What you need to do: In the data, extract each line that holds the string "обители".

[Collected data]
┄┄┄┄┄┄

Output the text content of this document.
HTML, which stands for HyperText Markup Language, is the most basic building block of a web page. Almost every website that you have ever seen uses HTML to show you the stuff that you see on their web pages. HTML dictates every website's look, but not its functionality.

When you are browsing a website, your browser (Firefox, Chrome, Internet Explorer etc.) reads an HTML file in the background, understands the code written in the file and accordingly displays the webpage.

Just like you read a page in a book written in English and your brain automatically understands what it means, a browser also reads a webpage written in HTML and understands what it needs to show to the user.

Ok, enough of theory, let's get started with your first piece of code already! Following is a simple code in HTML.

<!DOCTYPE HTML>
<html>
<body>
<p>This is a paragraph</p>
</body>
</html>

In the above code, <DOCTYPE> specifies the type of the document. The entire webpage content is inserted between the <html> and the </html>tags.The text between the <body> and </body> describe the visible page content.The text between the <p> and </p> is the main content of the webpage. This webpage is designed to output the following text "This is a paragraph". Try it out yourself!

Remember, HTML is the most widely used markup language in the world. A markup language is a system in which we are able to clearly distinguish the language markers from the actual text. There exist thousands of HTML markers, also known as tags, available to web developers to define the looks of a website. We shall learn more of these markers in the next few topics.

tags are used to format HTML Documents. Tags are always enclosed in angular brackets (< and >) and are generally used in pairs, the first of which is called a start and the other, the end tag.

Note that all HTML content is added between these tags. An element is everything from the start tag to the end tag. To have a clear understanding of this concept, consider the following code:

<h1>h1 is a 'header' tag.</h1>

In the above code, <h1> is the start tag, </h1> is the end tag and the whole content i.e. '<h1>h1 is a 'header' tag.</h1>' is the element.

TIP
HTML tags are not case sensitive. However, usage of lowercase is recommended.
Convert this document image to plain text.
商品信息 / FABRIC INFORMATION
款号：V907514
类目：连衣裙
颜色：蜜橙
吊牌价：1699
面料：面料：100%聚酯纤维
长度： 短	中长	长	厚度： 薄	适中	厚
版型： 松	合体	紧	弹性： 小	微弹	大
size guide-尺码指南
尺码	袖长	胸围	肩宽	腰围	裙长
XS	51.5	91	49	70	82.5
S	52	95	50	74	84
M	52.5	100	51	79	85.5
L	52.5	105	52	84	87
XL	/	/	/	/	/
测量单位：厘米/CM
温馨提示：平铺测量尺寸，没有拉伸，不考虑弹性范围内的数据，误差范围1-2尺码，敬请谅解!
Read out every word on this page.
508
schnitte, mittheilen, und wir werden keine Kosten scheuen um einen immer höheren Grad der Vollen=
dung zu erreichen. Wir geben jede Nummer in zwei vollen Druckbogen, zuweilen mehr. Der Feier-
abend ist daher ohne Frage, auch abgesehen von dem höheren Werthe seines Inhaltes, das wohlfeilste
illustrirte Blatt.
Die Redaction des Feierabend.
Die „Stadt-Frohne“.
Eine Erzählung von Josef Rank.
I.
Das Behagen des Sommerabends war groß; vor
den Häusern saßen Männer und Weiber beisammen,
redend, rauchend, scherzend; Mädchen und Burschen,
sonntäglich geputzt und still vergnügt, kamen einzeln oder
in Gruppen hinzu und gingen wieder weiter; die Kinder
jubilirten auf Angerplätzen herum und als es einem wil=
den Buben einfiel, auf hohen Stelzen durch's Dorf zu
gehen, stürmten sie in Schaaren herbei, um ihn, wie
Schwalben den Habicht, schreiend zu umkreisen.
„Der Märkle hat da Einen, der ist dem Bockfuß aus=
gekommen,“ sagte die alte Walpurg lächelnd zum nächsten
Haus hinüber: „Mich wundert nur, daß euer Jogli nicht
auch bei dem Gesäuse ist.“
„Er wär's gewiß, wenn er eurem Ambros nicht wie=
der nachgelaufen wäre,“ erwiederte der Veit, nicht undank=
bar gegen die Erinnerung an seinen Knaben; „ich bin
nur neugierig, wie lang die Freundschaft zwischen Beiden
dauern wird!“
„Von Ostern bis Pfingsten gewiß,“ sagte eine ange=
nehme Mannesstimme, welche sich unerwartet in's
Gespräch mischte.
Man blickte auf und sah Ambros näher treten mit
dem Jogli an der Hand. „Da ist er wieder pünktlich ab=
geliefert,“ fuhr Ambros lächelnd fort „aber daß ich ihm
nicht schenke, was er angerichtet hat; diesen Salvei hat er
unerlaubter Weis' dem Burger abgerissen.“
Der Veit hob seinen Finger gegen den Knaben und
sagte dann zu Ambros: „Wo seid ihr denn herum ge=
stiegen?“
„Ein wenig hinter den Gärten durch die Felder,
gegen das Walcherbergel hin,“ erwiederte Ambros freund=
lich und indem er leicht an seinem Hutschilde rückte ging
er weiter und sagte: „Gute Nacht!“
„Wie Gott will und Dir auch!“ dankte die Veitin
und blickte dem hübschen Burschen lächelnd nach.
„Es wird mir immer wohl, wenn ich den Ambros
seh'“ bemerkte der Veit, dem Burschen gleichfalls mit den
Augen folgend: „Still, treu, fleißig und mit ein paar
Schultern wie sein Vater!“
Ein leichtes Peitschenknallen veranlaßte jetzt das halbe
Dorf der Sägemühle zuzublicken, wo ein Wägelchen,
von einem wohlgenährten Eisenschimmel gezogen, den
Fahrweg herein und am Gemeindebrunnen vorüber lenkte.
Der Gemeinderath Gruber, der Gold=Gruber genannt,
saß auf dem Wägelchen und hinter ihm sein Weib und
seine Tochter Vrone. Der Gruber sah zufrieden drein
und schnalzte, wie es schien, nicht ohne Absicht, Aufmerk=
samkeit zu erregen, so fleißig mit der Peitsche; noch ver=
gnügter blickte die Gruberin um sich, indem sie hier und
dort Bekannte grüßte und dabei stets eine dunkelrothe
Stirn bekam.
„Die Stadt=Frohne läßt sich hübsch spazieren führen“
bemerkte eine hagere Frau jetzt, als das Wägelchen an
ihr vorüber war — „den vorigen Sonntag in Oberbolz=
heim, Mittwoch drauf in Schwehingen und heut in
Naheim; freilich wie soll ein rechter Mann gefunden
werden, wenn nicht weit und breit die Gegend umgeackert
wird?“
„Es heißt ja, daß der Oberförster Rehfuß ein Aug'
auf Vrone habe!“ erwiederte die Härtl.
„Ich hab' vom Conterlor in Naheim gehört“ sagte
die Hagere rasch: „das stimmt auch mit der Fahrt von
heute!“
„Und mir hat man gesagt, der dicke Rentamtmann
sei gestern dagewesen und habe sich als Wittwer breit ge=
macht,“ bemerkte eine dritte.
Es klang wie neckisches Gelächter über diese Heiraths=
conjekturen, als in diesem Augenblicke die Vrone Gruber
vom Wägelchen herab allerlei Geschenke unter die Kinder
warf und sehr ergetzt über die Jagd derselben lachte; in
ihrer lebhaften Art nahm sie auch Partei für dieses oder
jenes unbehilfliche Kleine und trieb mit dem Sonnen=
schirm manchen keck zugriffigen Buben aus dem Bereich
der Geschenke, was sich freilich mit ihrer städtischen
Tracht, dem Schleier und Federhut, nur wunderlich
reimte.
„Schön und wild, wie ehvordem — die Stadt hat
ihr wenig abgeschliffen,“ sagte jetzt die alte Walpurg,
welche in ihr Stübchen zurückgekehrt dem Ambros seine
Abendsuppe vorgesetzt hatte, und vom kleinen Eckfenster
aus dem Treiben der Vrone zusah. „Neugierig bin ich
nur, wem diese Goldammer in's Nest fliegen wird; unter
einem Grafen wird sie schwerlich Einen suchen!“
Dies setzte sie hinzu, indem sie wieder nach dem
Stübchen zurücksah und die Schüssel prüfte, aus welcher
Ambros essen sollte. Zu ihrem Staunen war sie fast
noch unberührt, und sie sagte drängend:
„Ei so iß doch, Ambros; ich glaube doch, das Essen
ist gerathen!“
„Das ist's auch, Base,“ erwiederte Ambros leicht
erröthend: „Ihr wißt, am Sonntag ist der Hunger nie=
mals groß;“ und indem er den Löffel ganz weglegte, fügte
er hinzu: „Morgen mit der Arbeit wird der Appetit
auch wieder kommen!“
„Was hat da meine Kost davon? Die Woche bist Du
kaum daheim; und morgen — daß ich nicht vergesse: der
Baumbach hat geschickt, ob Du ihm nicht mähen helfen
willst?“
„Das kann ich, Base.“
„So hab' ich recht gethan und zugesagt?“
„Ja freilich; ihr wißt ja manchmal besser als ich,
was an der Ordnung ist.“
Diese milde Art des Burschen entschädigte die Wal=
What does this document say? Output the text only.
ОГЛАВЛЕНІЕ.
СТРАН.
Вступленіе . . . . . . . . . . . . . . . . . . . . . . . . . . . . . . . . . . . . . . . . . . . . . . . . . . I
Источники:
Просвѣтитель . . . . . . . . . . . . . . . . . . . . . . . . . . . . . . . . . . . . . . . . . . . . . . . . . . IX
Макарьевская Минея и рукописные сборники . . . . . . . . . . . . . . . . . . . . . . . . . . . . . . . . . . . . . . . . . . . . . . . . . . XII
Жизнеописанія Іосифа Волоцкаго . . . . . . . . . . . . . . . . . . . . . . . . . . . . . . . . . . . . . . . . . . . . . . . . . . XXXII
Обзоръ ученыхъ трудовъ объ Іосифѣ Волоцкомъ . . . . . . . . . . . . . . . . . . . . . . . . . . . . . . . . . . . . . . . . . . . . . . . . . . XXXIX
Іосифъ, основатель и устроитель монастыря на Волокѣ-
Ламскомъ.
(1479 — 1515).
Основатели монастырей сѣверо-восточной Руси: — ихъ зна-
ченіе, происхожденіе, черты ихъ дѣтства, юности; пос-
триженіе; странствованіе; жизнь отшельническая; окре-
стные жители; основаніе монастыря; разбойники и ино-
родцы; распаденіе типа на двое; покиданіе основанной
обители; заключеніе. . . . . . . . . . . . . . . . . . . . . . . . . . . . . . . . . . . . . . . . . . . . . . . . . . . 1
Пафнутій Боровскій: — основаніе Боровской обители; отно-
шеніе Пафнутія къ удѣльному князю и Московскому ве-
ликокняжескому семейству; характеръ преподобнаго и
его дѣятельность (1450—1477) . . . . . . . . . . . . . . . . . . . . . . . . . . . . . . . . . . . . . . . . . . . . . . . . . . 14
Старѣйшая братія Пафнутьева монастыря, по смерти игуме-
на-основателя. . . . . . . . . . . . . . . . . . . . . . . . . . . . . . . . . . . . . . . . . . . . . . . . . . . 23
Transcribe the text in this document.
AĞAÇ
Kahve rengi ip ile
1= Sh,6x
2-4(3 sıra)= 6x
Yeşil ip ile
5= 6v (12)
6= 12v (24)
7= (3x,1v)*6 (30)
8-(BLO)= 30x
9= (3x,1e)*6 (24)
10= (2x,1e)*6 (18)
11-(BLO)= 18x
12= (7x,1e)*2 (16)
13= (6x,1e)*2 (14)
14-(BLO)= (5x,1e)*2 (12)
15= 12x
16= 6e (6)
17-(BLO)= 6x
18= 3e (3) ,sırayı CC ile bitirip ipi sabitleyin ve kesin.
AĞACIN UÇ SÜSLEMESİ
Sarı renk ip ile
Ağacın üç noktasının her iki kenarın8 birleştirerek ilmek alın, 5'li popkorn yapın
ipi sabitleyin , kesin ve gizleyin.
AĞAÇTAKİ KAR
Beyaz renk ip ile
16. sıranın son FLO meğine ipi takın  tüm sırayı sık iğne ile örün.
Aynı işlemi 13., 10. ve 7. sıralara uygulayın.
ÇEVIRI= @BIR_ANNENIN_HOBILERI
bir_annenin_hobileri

┄┄┄┄┄┄

Solution to this problem:
обители; заключеніе. . . . . . . . . . . . . . . . . . . . . . . . . . . . . . . . . . . . . . . . . . . . . . . . . . . 1
Пафнутій Боровскій: — основаніе Боровской обители; отно-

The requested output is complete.